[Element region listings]
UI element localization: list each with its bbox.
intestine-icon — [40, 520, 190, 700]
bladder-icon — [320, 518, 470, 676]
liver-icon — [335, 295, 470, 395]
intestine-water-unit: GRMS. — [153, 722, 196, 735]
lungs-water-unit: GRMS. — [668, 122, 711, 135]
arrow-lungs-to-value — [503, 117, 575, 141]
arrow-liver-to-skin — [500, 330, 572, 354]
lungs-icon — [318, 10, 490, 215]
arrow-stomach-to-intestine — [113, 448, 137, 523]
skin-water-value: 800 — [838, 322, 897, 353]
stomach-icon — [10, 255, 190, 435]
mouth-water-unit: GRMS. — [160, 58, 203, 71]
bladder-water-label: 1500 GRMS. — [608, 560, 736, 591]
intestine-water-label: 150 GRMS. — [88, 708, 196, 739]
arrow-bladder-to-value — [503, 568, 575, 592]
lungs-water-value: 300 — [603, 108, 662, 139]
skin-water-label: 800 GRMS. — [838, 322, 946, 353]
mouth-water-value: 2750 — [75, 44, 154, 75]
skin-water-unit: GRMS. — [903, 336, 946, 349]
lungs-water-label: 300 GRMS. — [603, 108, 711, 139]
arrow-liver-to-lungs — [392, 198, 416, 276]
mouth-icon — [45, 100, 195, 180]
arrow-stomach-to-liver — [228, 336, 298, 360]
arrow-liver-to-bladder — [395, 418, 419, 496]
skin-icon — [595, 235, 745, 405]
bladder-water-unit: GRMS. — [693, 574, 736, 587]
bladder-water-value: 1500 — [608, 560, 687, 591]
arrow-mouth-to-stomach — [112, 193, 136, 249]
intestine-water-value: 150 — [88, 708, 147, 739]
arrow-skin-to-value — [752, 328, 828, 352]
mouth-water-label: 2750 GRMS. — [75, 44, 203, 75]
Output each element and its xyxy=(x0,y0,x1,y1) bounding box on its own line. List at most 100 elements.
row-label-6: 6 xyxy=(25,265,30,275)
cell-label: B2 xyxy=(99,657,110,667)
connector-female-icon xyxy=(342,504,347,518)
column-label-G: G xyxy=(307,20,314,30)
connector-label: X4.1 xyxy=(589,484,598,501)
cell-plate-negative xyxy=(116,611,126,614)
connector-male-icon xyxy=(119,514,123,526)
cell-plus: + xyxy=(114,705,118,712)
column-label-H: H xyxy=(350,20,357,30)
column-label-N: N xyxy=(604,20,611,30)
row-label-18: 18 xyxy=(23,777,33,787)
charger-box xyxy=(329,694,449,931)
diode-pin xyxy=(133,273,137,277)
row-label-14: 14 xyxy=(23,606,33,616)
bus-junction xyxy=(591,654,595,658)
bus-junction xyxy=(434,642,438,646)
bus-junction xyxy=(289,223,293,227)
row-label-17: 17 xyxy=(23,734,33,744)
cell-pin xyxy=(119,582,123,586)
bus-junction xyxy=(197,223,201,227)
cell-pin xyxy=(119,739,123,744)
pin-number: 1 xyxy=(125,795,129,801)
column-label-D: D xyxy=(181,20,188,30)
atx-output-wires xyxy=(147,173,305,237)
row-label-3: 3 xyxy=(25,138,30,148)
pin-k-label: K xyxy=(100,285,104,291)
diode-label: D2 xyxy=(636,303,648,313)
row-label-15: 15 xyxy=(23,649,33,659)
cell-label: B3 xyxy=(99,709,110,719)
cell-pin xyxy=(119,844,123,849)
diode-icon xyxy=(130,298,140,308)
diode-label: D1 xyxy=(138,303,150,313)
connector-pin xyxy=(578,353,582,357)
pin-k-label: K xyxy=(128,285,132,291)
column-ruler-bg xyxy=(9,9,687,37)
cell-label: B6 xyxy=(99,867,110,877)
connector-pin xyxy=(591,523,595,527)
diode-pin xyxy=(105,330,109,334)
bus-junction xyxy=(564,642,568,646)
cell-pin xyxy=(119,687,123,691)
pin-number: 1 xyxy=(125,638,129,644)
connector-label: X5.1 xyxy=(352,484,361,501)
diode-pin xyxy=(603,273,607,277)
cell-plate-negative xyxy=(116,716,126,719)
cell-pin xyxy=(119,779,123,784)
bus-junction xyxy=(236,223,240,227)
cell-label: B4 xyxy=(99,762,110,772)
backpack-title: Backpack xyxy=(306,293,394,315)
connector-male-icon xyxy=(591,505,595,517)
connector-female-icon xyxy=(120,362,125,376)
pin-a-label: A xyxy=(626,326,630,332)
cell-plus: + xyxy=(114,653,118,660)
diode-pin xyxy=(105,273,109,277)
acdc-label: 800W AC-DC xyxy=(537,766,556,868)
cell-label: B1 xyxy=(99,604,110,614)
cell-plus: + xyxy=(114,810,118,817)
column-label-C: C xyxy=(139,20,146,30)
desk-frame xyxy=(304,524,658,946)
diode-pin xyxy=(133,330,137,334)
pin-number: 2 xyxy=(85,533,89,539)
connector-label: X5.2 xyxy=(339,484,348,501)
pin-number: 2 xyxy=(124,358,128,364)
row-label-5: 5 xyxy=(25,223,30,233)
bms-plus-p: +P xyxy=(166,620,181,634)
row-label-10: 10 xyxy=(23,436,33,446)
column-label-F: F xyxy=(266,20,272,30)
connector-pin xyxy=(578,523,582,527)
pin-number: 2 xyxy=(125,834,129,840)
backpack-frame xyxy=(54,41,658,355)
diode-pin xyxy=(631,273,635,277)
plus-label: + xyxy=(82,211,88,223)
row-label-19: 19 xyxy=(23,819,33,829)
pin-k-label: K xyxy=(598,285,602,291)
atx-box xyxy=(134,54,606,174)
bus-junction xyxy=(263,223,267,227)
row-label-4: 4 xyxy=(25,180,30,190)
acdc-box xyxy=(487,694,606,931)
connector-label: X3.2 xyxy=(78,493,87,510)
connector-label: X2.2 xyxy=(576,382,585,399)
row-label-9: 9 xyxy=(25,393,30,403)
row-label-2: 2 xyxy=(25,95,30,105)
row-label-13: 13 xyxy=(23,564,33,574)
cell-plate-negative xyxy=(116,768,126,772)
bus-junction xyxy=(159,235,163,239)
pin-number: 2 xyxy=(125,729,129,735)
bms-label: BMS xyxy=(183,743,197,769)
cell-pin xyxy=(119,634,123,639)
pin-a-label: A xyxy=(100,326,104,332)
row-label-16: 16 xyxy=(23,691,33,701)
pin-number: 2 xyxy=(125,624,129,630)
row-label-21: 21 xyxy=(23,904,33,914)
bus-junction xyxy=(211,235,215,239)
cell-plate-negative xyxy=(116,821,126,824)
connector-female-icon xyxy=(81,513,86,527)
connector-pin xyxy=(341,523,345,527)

Your instructions :: Turn the lines of the material above into one numbered list, dropping any blank lines.

Answer for this exercise ::
1. UI element localization: list each with its bbox.
2. intestine-icon — [40, 520, 190, 700]
3. bladder-icon — [320, 518, 470, 676]
4. liver-icon — [335, 295, 470, 395]
5. intestine-water-unit: GRMS. — [153, 722, 196, 735]
6. lungs-water-unit: GRMS. — [668, 122, 711, 135]
7. arrow-lungs-to-value — [503, 117, 575, 141]
8. arrow-liver-to-skin — [500, 330, 572, 354]
9. lungs-icon — [318, 10, 490, 215]
10. arrow-stomach-to-intestine — [113, 448, 137, 523]
11. skin-water-value: 800 — [838, 322, 897, 353]
12. stomach-icon — [10, 255, 190, 435]
13. mouth-water-unit: GRMS. — [160, 58, 203, 71]
14. bladder-water-label: 1500 GRMS. — [608, 560, 736, 591]
15. intestine-water-label: 150 GRMS. — [88, 708, 196, 739]
16. arrow-bladder-to-value — [503, 568, 575, 592]
17. lungs-water-value: 300 — [603, 108, 662, 139]
18. skin-water-label: 800 GRMS. — [838, 322, 946, 353]
19. mouth-water-value: 2750 — [75, 44, 154, 75]
20. skin-water-unit: GRMS. — [903, 336, 946, 349]
21. lungs-water-label: 300 GRMS. — [603, 108, 711, 139]
22. arrow-liver-to-lungs — [392, 198, 416, 276]
23. mouth-icon — [45, 100, 195, 180]
24. arrow-stomach-to-liver — [228, 336, 298, 360]
25. arrow-liver-to-bladder — [395, 418, 419, 496]
26. skin-icon — [595, 235, 745, 405]
27. bladder-water-unit: GRMS. — [693, 574, 736, 587]
28. bladder-water-value: 1500 — [608, 560, 687, 591]
29. arrow-mouth-to-stomach — [112, 193, 136, 249]
30. intestine-water-value: 150 — [88, 708, 147, 739]
31. arrow-skin-to-value — [752, 328, 828, 352]
32. mouth-water-label: 2750 GRMS. — [75, 44, 203, 75]
33. Output each element and its xyxy=(x0,y0,x1,y1) bounding box on its own line. List at most 100 elements.
34. row-label-6: 6 xyxy=(25,265,30,275)
35. cell-label: B2 xyxy=(99,657,110,667)
36. connector-female-icon xyxy=(342,504,347,518)
37. column-label-G: G xyxy=(307,20,314,30)
38. connector-label: X4.1 xyxy=(589,484,598,501)
39. cell-plate-negative xyxy=(116,611,126,614)
40. connector-male-icon xyxy=(119,514,123,526)
41. cell-plus: + xyxy=(114,705,118,712)
42. column-label-H: H xyxy=(350,20,357,30)
43. column-label-N: N xyxy=(604,20,611,30)
44. row-label-18: 18 xyxy=(23,777,33,787)
45. charger-box xyxy=(329,694,449,931)
46. diode-pin xyxy=(133,273,137,277)
47. row-label-14: 14 xyxy=(23,606,33,616)
48. bus-junction xyxy=(591,654,595,658)
49. bus-junction xyxy=(434,642,438,646)
50. bus-junction xyxy=(289,223,293,227)
51. row-label-17: 17 xyxy=(23,734,33,744)
52. cell-pin xyxy=(119,582,123,586)
53. bus-junction xyxy=(197,223,201,227)
54. cell-pin xyxy=(119,739,123,744)
55. pin-number: 1 xyxy=(125,795,129,801)
56. column-label-D: D xyxy=(181,20,188,30)
57. atx-output-wires xyxy=(147,173,305,237)
58. row-label-3: 3 xyxy=(25,138,30,148)
59. pin-k-label: K xyxy=(100,285,104,291)
60. diode-label: D2 xyxy=(636,303,648,313)
61. row-label-15: 15 xyxy=(23,649,33,659)
62. cell-label: B3 xyxy=(99,709,110,719)
63. cell-pin xyxy=(119,844,123,849)
64. diode-icon xyxy=(130,298,140,308)
65. diode-label: D1 xyxy=(138,303,150,313)
66. connector-pin xyxy=(578,353,582,357)
67. pin-k-label: K xyxy=(128,285,132,291)
68. column-ruler-bg xyxy=(9,9,687,37)
69. cell-label: B6 xyxy=(99,867,110,877)
70. connector-pin xyxy=(591,523,595,527)
71. diode-pin xyxy=(105,330,109,334)
72. bus-junction xyxy=(564,642,568,646)
73. cell-pin xyxy=(119,687,123,691)
74. pin-number: 1 xyxy=(125,638,129,644)
75. connector-label: X5.1 xyxy=(352,484,361,501)
76. diode-pin xyxy=(603,273,607,277)
77. cell-plate-negative xyxy=(116,716,126,719)
78. cell-pin xyxy=(119,779,123,784)
79. bus-junction xyxy=(236,223,240,227)
80. cell-label: B4 xyxy=(99,762,110,772)
81. backpack-title: Backpack xyxy=(306,293,394,315)
82. connector-male-icon xyxy=(591,505,595,517)
83. connector-female-icon xyxy=(120,362,125,376)
84. pin-a-label: A xyxy=(626,326,630,332)
85. cell-plus: + xyxy=(114,653,118,660)
86. diode-pin xyxy=(105,273,109,277)
87. acdc-label: 800W AC-DC xyxy=(537,766,556,868)
88. cell-label: B1 xyxy=(99,604,110,614)
89. cell-plus: + xyxy=(114,810,118,817)
90. column-label-C: C xyxy=(139,20,146,30)
91. desk-frame xyxy=(304,524,658,946)
92. diode-pin xyxy=(133,330,137,334)
93. pin-number: 2 xyxy=(85,533,89,539)
94. connector-label: X5.2 xyxy=(339,484,348,501)
95. pin-number: 2 xyxy=(124,358,128,364)
96. row-label-5: 5 xyxy=(25,223,30,233)
97. bms-plus-p: +P xyxy=(166,620,181,634)
98. row-label-10: 10 xyxy=(23,436,33,446)
99. column-label-F: F xyxy=(266,20,272,30)
100. connector-pin xyxy=(578,523,582,527)
101. pin-number: 2 xyxy=(125,834,129,840)
102. backpack-frame xyxy=(54,41,658,355)
103. diode-pin xyxy=(631,273,635,277)
104. plus-label: + xyxy=(82,211,88,223)
105. row-label-19: 19 xyxy=(23,819,33,829)
106. pin-k-label: K xyxy=(598,285,602,291)
107. atx-box xyxy=(134,54,606,174)
108. bus-junction xyxy=(263,223,267,227)
109. row-label-4: 4 xyxy=(25,180,30,190)
110. acdc-box xyxy=(487,694,606,931)
111. connector-label: X3.2 xyxy=(78,493,87,510)
112. connector-label: X2.2 xyxy=(576,382,585,399)
113. row-label-9: 9 xyxy=(25,393,30,403)
114. row-label-2: 2 xyxy=(25,95,30,105)
115. row-label-13: 13 xyxy=(23,564,33,574)
116. cell-plate-negative xyxy=(116,768,126,772)
117. bus-junction xyxy=(159,235,163,239)
118. pin-number: 2 xyxy=(125,729,129,735)
119. bms-label: BMS xyxy=(183,743,197,769)
120. cell-pin xyxy=(119,634,123,639)
121. pin-a-label: A xyxy=(100,326,104,332)
122. row-label-16: 16 xyxy=(23,691,33,701)
123. pin-number: 2 xyxy=(125,624,129,630)
124. row-label-21: 21 xyxy=(23,904,33,914)
125. bus-junction xyxy=(211,235,215,239)
126. cell-plate-negative xyxy=(116,821,126,824)
127. connector-female-icon xyxy=(81,513,86,527)
128. connector-pin xyxy=(341,523,345,527)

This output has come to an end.